[Dataset items]
------------------------------

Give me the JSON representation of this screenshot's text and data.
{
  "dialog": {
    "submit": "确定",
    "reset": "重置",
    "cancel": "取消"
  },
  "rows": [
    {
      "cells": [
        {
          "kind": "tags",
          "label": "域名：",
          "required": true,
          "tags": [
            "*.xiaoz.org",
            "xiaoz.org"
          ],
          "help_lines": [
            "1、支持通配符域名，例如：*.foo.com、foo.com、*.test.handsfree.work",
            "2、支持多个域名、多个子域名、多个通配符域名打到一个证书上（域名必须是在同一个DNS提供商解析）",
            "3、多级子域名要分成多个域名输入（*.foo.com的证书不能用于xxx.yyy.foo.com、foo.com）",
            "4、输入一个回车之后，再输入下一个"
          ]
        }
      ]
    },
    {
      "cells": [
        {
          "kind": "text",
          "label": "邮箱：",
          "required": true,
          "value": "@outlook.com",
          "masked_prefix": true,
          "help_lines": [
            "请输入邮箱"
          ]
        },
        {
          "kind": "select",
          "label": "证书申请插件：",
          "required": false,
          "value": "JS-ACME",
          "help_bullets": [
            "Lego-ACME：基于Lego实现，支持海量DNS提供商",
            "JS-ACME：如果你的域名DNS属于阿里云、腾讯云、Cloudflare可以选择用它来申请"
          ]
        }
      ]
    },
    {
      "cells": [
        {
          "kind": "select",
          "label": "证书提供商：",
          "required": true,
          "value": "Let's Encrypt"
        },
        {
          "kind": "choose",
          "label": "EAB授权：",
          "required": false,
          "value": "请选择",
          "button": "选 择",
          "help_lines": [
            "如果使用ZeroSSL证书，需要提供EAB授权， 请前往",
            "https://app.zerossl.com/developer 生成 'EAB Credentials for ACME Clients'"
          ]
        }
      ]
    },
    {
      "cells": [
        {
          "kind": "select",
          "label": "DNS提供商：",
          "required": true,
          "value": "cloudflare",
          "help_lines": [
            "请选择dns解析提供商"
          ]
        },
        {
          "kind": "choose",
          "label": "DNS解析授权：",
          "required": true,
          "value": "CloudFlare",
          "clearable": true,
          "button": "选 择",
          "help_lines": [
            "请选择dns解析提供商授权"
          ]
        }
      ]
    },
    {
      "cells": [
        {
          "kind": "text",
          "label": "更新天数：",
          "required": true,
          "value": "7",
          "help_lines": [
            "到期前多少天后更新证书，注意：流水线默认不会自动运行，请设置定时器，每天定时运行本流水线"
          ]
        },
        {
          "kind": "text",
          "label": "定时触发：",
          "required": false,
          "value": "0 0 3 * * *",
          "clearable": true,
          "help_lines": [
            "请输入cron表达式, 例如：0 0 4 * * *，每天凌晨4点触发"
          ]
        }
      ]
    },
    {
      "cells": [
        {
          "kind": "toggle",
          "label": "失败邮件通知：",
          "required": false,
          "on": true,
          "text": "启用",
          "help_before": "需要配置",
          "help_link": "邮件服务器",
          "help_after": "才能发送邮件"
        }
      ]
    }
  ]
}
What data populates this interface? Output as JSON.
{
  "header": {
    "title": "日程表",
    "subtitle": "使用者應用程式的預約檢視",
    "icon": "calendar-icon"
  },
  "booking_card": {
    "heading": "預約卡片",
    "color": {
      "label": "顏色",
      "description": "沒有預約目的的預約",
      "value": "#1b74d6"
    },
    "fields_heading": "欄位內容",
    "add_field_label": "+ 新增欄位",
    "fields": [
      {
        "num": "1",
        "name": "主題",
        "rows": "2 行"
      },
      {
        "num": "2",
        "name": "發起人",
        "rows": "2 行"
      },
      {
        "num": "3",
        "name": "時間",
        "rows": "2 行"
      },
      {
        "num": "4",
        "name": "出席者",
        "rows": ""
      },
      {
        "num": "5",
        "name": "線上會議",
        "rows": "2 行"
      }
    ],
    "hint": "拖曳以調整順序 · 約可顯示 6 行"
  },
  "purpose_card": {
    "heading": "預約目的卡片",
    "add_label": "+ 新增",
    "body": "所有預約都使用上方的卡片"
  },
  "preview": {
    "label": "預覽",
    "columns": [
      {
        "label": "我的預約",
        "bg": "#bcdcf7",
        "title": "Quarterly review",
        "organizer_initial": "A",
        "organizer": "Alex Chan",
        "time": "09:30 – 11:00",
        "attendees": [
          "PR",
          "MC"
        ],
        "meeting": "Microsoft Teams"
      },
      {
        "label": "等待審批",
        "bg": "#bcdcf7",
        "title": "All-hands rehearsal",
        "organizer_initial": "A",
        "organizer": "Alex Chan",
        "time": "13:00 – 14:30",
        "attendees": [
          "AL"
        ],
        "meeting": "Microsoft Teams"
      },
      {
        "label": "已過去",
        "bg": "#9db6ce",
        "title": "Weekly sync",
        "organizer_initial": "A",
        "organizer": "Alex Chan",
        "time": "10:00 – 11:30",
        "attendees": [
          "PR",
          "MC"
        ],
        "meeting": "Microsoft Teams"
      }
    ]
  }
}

------------------------------

- **Brief**: Return what is listed above, exactly and completely.

- **Reply to the exercise**:
Give me the JSON representation of this screenshot's text and data.
{
  "dialog": {
    "submit": "确定",
    "reset": "重置",
    "cancel": "取消"
  },
  "rows": [
    {
      "cells": [
        {
          "kind": "tags",
          "label": "域名：",
          "required": true,
          "tags": [
            "*.xiaoz.org",
            "xiaoz.org"
          ],
          "help_lines": [
            "1、支持通配符域名，例如：*.foo.com、foo.com、*.test.handsfree.work",
            "2、支持多个域名、多个子域名、多个通配符域名打到一个证书上（域名必须是在同一个DNS提供商解析）",
            "3、多级子域名要分成多个域名输入（*.foo.com的证书不能用于xxx.yyy.foo.com、foo.com）",
            "4、输入一个回车之后，再输入下一个"
          ]
        }
      ]
    },
    {
      "cells": [
        {
          "kind": "text",
          "label": "邮箱：",
          "required": true,
          "value": "@outlook.com",
          "masked_prefix": true,
          "help_lines": [
            "请输入邮箱"
          ]
        },
        {
          "kind": "select",
          "label": "证书申请插件：",
          "required": false,
          "value": "JS-ACME",
          "help_bullets": [
            "Lego-ACME：基于Lego实现，支持海量DNS提供商",
            "JS-ACME：如果你的域名DNS属于阿里云、腾讯云、Cloudflare可以选择用它来申请"
          ]
        }
      ]
    },
    {
      "cells": [
        {
          "kind": "select",
          "label": "证书提供商：",
          "required": true,
          "value": "Let's Encrypt"
        },
        {
          "kind": "choose",
          "label": "EAB授权：",
          "required": false,
          "value": "请选择",
          "button": "选 择",
          "help_lines": [
            "如果使用ZeroSSL证书，需要提供EAB授权， 请前往",
            "https://app.zerossl.com/developer 生成 'EAB Credentials for ACME Clients'"
          ]
        }
      ]
    },
    {
      "cells": [
        {
          "kind": "select",
          "label": "DNS提供商：",
          "required": true,
          "value": "cloudflare",
          "help_lines": [
            "请选择dns解析提供商"
          ]
        },
        {
          "kind": "choose",
          "label": "DNS解析授权：",
          "required": true,
          "value": "CloudFlare",
          "clearable": true,
          "button": "选 择",
          "help_lines": [
            "请选择dns解析提供商授权"
          ]
        }
      ]
    },
    {
      "cells": [
        {
          "kind": "text",
          "label": "更新天数：",
          "required": true,
          "value": "7",
          "help_lines": [
            "到期前多少天后更新证书，注意：流水线默认不会自动运行，请设置定时器，每天定时运行本流水线"
          ]
        },
        {
          "kind": "text",
          "label": "定时触发：",
          "required": false,
          "value": "0 0 3 * * *",
          "clearable": true,
          "help_lines": [
            "请输入cron表达式, 例如：0 0 4 * * *，每天凌晨4点触发"
          ]
        }
      ]
    },
    {
      "cells": [
        {
          "kind": "toggle",
          "label": "失败邮件通知：",
          "required": false,
          "on": true,
          "text": "启用",
          "help_before": "需要配置",
          "help_link": "邮件服务器",
          "help_after": "才能发送邮件"
        }
      ]
    }
  ]
}
What data populates this interface? Output as JSON.
{
  "header": {
    "title": "日程表",
    "subtitle": "使用者應用程式的預約檢視",
    "icon": "calendar-icon"
  },
  "booking_card": {
    "heading": "預約卡片",
    "color": {
      "label": "顏色",
      "description": "沒有預約目的的預約",
      "value": "#1b74d6"
    },
    "fields_heading": "欄位內容",
    "add_field_label": "+ 新增欄位",
    "fields": [
      {
        "num": "1",
        "name": "主題",
        "rows": "2 行"
      },
      {
        "num": "2",
        "name": "發起人",
        "rows": "2 行"
      },
      {
        "num": "3",
        "name": "時間",
        "rows": "2 行"
      },
      {
        "num": "4",
        "name": "出席者",
        "rows": ""
      },
      {
        "num": "5",
        "name": "線上會議",
        "rows": "2 行"
      }
    ],
    "hint": "拖曳以調整順序 · 約可顯示 6 行"
  },
  "purpose_card": {
    "heading": "預約目的卡片",
    "add_label": "+ 新增",
    "body": "所有預約都使用上方的卡片"
  },
  "preview": {
    "label": "預覽",
    "columns": [
      {
        "label": "我的預約",
        "bg": "#bcdcf7",
        "title": "Quarterly review",
        "organizer_initial": "A",
        "organizer": "Alex Chan",
        "time": "09:30 – 11:00",
        "attendees": [
          "PR",
          "MC"
        ],
        "meeting": "Microsoft Teams"
      },
      {
        "label": "等待審批",
        "bg": "#bcdcf7",
        "title": "All-hands rehearsal",
        "organizer_initial": "A",
        "organizer": "Alex Chan",
        "time": "13:00 – 14:30",
        "attendees": [
          "AL"
        ],
        "meeting": "Microsoft Teams"
      },
      {
        "label": "已過去",
        "bg": "#9db6ce",
        "title": "Weekly sync",
        "organizer_initial": "A",
        "organizer": "Alex Chan",
        "time": "10:00 – 11:30",
        "attendees": [
          "PR",
          "MC"
        ],
        "meeting": "Microsoft Teams"
      }
    ]
  }
}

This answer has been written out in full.